Problem to work on »
Report all lines from the entries below in which "циклов" appears.

Data lines »
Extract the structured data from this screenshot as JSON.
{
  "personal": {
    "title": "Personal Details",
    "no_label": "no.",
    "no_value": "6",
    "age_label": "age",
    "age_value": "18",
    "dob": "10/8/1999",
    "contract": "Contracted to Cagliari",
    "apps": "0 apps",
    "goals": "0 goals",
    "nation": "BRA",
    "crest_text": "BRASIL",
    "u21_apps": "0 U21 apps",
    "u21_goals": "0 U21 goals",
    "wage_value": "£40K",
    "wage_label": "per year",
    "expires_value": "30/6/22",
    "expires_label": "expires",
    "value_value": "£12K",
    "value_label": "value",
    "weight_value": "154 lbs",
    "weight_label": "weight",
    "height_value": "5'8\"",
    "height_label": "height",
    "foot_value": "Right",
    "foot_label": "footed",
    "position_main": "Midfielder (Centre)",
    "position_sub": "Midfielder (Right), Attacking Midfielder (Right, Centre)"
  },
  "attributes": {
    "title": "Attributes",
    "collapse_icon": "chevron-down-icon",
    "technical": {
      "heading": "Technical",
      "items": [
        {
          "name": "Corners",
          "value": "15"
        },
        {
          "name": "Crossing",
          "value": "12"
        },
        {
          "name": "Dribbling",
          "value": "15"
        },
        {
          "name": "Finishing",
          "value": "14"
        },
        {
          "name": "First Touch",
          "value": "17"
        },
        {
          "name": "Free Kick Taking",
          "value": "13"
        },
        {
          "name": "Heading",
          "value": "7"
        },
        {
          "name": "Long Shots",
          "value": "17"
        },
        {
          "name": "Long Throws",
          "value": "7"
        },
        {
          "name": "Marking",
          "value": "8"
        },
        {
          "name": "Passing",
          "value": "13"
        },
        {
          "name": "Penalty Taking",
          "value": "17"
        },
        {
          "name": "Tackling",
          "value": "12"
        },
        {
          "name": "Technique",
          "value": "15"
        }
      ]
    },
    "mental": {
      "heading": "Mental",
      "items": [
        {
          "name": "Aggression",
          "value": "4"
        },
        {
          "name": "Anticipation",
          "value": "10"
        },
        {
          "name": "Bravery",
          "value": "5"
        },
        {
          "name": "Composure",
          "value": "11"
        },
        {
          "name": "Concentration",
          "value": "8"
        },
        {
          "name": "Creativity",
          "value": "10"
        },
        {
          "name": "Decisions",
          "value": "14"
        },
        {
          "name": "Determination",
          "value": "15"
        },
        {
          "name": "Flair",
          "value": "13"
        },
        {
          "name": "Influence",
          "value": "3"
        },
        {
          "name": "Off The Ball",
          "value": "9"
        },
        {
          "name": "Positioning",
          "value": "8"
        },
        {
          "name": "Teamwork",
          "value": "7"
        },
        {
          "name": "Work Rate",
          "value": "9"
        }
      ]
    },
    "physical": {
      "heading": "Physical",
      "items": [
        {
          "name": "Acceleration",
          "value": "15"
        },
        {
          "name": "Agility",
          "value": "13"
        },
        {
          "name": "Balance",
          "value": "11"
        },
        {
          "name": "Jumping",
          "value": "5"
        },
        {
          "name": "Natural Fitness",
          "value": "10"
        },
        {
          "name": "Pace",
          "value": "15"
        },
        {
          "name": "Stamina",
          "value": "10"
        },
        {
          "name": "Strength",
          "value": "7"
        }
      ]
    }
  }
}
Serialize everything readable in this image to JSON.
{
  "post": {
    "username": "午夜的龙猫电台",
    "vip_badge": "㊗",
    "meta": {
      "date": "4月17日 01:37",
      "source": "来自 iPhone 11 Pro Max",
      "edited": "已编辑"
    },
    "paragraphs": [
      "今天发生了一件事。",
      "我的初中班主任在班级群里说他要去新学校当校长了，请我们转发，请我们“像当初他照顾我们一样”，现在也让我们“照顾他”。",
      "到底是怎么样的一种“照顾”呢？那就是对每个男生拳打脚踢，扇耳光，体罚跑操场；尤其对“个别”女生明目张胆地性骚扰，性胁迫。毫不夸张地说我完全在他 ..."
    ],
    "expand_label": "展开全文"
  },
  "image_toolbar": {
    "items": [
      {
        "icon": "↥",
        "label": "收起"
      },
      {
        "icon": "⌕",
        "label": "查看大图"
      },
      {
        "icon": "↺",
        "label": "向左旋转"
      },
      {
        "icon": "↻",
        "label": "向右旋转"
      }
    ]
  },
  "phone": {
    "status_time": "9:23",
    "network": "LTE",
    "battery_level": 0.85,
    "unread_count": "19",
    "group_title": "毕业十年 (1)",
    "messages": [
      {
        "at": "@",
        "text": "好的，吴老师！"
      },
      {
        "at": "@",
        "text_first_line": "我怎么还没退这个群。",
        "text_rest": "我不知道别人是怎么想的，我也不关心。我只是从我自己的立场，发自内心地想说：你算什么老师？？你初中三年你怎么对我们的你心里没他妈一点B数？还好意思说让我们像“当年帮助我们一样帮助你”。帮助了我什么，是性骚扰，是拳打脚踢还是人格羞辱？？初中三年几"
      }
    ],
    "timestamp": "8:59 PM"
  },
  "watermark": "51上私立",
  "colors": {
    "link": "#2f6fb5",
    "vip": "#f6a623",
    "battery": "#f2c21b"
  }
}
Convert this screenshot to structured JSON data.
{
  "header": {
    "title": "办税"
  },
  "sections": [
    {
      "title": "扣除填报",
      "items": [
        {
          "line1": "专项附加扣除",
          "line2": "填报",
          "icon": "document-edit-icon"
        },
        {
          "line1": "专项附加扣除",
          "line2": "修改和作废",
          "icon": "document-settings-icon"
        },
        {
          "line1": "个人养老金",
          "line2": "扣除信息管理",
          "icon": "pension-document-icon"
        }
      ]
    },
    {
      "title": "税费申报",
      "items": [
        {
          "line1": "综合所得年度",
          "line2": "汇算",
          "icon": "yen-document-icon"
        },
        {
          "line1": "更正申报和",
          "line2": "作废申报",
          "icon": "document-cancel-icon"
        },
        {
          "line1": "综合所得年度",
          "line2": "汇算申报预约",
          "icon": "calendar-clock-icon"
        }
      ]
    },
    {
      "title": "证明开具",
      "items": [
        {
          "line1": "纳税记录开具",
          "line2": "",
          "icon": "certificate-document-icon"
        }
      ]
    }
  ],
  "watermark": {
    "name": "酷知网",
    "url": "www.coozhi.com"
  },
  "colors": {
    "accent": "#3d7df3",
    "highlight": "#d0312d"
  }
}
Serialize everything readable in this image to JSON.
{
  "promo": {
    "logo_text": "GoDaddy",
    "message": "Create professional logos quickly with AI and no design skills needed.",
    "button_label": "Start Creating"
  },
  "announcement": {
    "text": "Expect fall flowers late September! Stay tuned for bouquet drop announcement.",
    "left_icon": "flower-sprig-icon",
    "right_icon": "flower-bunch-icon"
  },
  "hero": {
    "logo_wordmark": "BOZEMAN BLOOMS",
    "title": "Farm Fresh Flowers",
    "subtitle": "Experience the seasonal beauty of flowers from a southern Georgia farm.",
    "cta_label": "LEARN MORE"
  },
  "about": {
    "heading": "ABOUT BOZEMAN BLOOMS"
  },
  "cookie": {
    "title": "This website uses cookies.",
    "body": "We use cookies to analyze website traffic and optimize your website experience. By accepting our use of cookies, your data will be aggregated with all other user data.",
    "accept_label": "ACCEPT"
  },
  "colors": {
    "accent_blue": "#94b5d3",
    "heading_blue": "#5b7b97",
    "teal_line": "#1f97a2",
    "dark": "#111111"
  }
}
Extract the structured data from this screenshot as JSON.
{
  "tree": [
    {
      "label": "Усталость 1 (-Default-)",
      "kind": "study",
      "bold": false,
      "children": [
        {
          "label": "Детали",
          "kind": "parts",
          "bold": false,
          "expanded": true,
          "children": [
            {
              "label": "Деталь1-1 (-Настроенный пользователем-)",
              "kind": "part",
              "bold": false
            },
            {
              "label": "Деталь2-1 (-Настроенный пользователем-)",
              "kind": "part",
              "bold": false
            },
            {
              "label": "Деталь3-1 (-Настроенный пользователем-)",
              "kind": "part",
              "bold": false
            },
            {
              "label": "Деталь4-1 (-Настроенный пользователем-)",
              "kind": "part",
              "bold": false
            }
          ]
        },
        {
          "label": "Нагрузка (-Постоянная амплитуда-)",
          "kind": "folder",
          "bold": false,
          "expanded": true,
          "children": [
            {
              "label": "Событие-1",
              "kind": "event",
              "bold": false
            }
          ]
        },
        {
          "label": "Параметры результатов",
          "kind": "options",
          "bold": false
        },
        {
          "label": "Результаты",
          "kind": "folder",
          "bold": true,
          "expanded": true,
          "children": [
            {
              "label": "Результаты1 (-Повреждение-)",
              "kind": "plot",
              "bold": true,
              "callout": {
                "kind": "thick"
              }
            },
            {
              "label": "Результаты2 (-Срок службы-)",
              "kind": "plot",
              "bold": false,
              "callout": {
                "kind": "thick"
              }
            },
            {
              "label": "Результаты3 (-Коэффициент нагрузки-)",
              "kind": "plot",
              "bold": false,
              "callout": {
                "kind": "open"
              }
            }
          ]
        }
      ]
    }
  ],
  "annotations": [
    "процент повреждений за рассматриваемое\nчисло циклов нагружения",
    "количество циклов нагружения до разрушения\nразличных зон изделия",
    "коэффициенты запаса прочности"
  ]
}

Finished task »
    "процент повреждений за рассматриваемое\nчисло циклов нагружения",
    "количество циклов нагружения до разрушения\nразличных зон изделия",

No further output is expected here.